Data entries
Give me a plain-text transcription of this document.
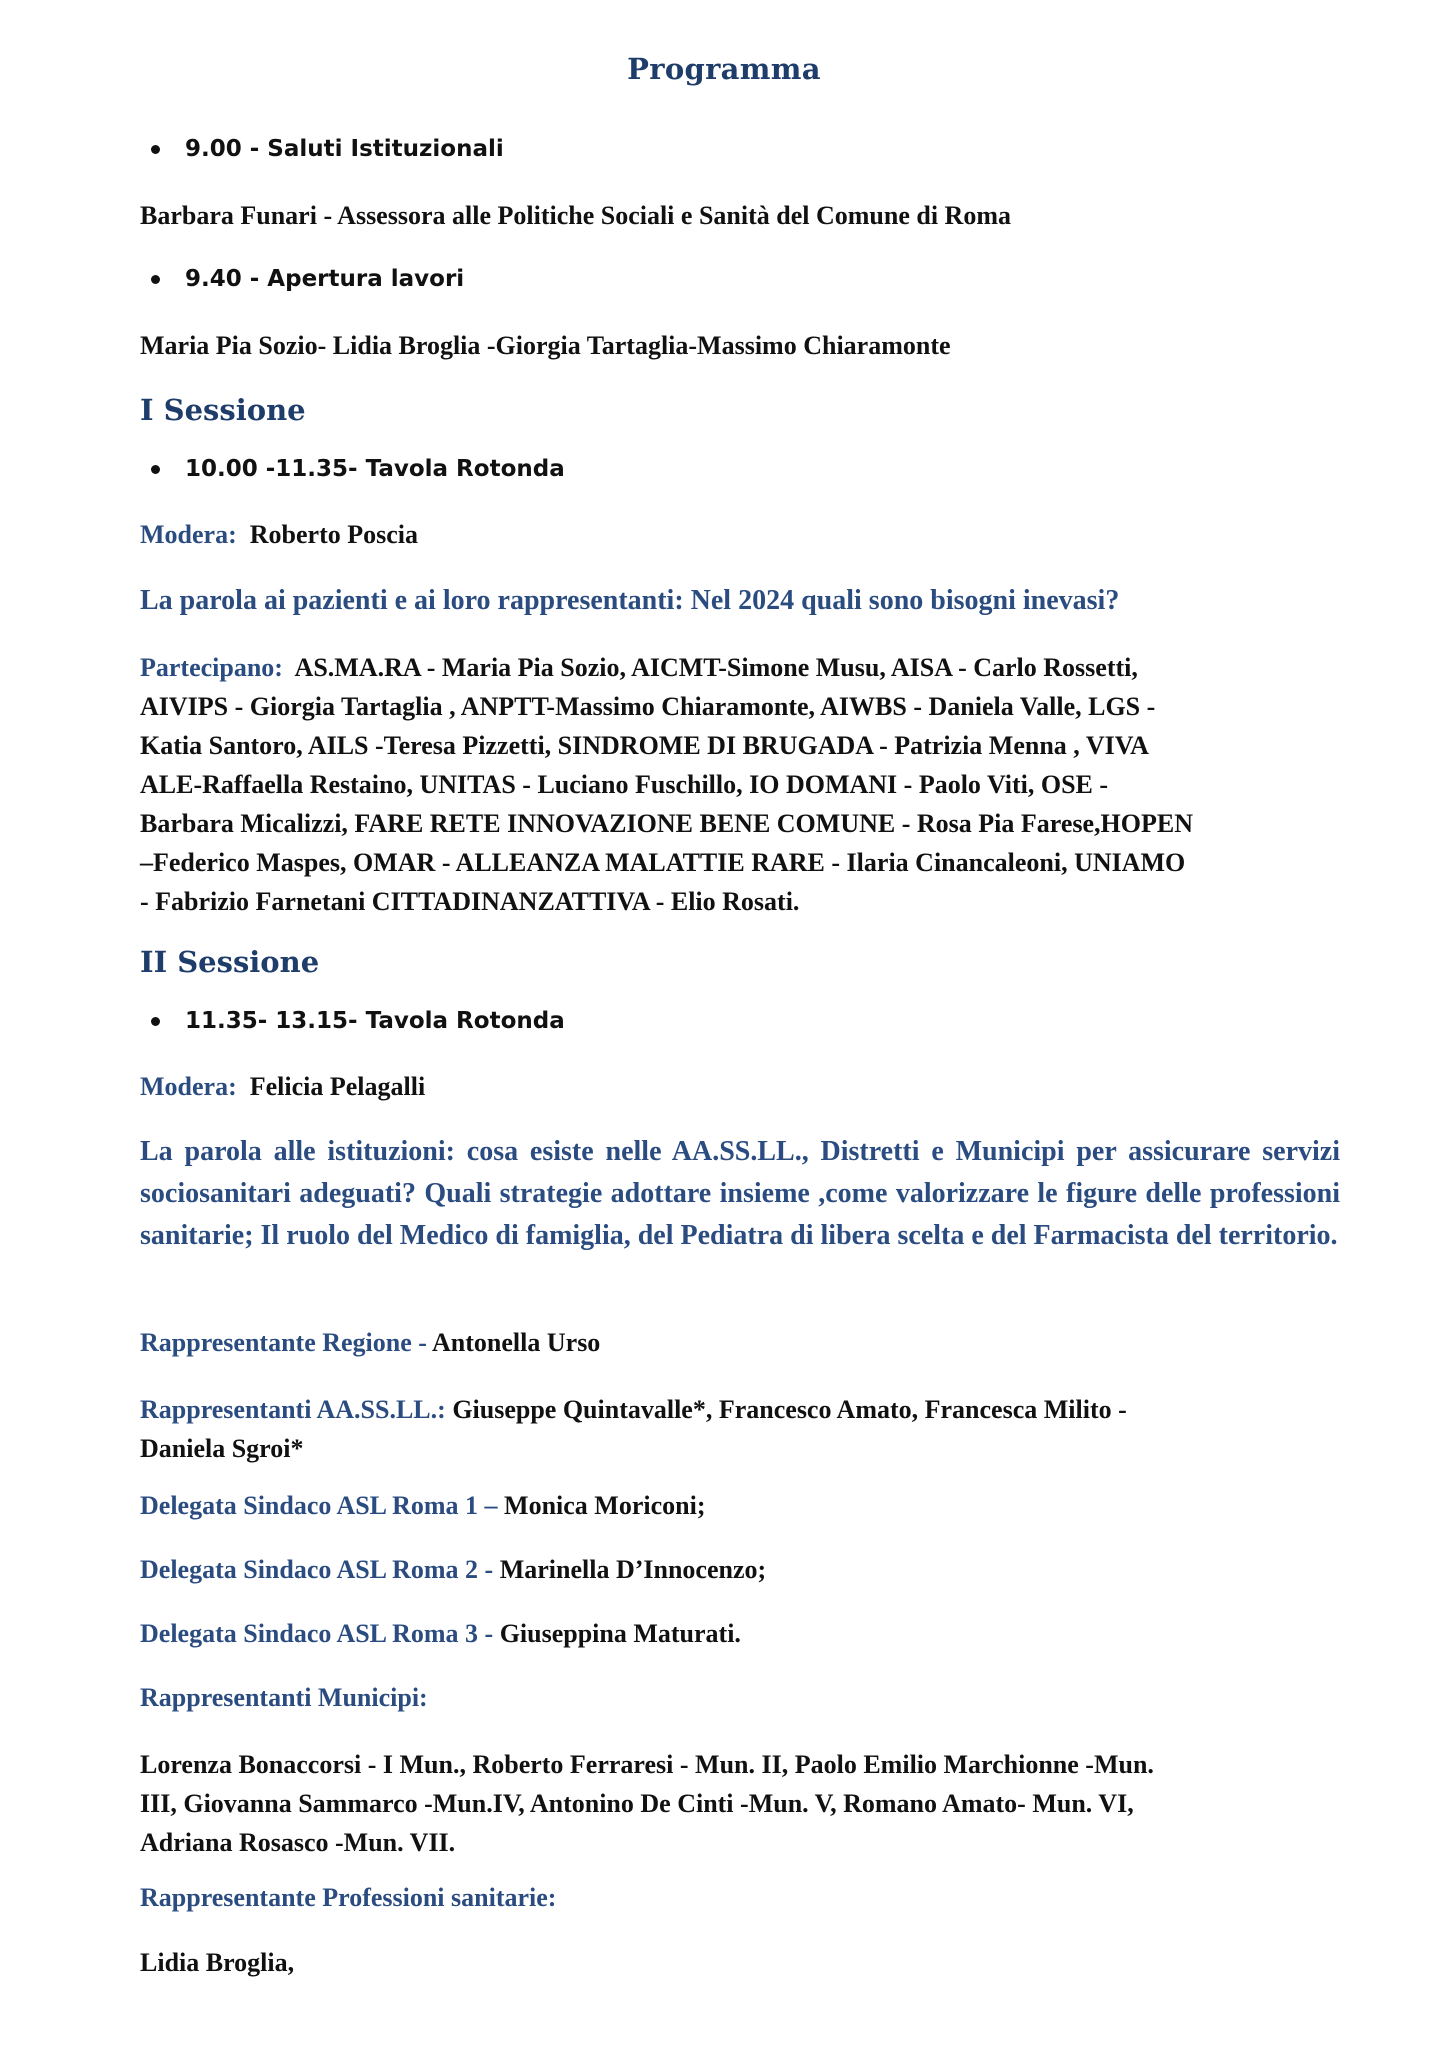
Programma
9.00 - Saluti Istituzionali
Barbara Funari - Assessora alle Politiche Sociali e Sanità del Comune di Roma
9.40 - Apertura lavori
Maria Pia Sozio- Lidia Broglia -Giorgia Tartaglia-Massimo Chiaramonte
I Sessione
10.00 -11.35- Tavola Rotonda
Modera: Roberto Poscia
La parola ai pazienti e ai loro rappresentanti: Nel 2024 quali sono bisogni inevasi?
Partecipano: AS.MA.RA - Maria Pia Sozio, AICMT-Simone Musu, AISA - Carlo Rossetti,
AIVIPS - Giorgia Tartaglia , ANPTT-Massimo Chiaramonte, AIWBS - Daniela Valle, LGS -
Katia Santoro, AILS -Teresa Pizzetti, SINDROME DI BRUGADA - Patrizia Menna , VIVA
ALE-Raffaella Restaino, UNITAS - Luciano Fuschillo, IO DOMANI - Paolo Viti, OSE -
Barbara Micalizzi, FARE RETE INNOVAZIONE BENE COMUNE - Rosa Pia Farese,HOPEN
–Federico Maspes, OMAR - ALLEANZA MALATTIE RARE - Ilaria Cinancaleoni, UNIAMO
- Fabrizio Farnetani CITTADINANZATTIVA - Elio Rosati.
II Sessione
11.35- 13.15- Tavola Rotonda
Modera: Felicia Pelagalli
La parola alle istituzioni: cosa esiste nelle AA.SS.LL., Distretti e Municipi per assicurare servizi sociosanitari adeguati? Quali strategie adottare insieme ,come valorizzare le figure delle professioni sanitarie; Il ruolo del Medico di famiglia, del Pediatra di libera scelta e del Farmacista del territorio.
Rappresentante Regione - Antonella Urso
Rappresentanti AA.SS.LL.: Giuseppe Quintavalle*, Francesco Amato, Francesca Milito -
Daniela Sgroi*
Delegata Sindaco ASL Roma 1 – Monica Moriconi;
Delegata Sindaco ASL Roma 2 - Marinella D’Innocenzo;
Delegata Sindaco ASL Roma 3 - Giuseppina Maturati.
Rappresentanti Municipi:
Lorenza Bonaccorsi - I Mun., Roberto Ferraresi - Mun. II, Paolo Emilio Marchionne -Mun.
III, Giovanna Sammarco -Mun.IV, Antonino De Cinti -Mun. V, Romano Amato- Mun. VI,
Adriana Rosasco -Mun. VII.
Rappresentante Professioni sanitarie:
Lidia Broglia,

*Objective*
Transcribe the records word for word and include no pictures.

*Result of the task*
Give me a plain-text transcription of this document.
Programma
9.00 - Saluti Istituzionali
Barbara Funari - Assessora alle Politiche Sociali e Sanità del Comune di Roma
9.40 - Apertura lavori
Maria Pia Sozio- Lidia Broglia -Giorgia Tartaglia-Massimo Chiaramonte
I Sessione
10.00 -11.35- Tavola Rotonda
Modera: Roberto Poscia
La parola ai pazienti e ai loro rappresentanti: Nel 2024 quali sono bisogni inevasi?
Partecipano: AS.MA.RA - Maria Pia Sozio, AICMT-Simone Musu, AISA - Carlo Rossetti,
AIVIPS - Giorgia Tartaglia , ANPTT-Massimo Chiaramonte, AIWBS - Daniela Valle, LGS -
Katia Santoro, AILS -Teresa Pizzetti, SINDROME DI BRUGADA - Patrizia Menna , VIVA
ALE-Raffaella Restaino, UNITAS - Luciano Fuschillo, IO DOMANI - Paolo Viti, OSE -
Barbara Micalizzi, FARE RETE INNOVAZIONE BENE COMUNE - Rosa Pia Farese,HOPEN
–Federico Maspes, OMAR - ALLEANZA MALATTIE RARE - Ilaria Cinancaleoni, UNIAMO
- Fabrizio Farnetani CITTADINANZATTIVA - Elio Rosati.
II Sessione
11.35- 13.15- Tavola Rotonda
Modera: Felicia Pelagalli
La parola alle istituzioni: cosa esiste nelle AA.SS.LL., Distretti e Municipi per assicurare servizi sociosanitari adeguati? Quali strategie adottare insieme ,come valorizzare le figure delle professioni sanitarie; Il ruolo del Medico di famiglia, del Pediatra di libera scelta e del Farmacista del territorio.
Rappresentante Regione - Antonella Urso
Rappresentanti AA.SS.LL.: Giuseppe Quintavalle*, Francesco Amato, Francesca Milito -
Daniela Sgroi*
Delegata Sindaco ASL Roma 1 – Monica Moriconi;
Delegata Sindaco ASL Roma 2 - Marinella D’Innocenzo;
Delegata Sindaco ASL Roma 3 - Giuseppina Maturati.
Rappresentanti Municipi:
Lorenza Bonaccorsi - I Mun., Roberto Ferraresi - Mun. II, Paolo Emilio Marchionne -Mun.
III, Giovanna Sammarco -Mun.IV, Antonino De Cinti -Mun. V, Romano Amato- Mun. VI,
Adriana Rosasco -Mun. VII.
Rappresentante Professioni sanitarie:
Lidia Broglia,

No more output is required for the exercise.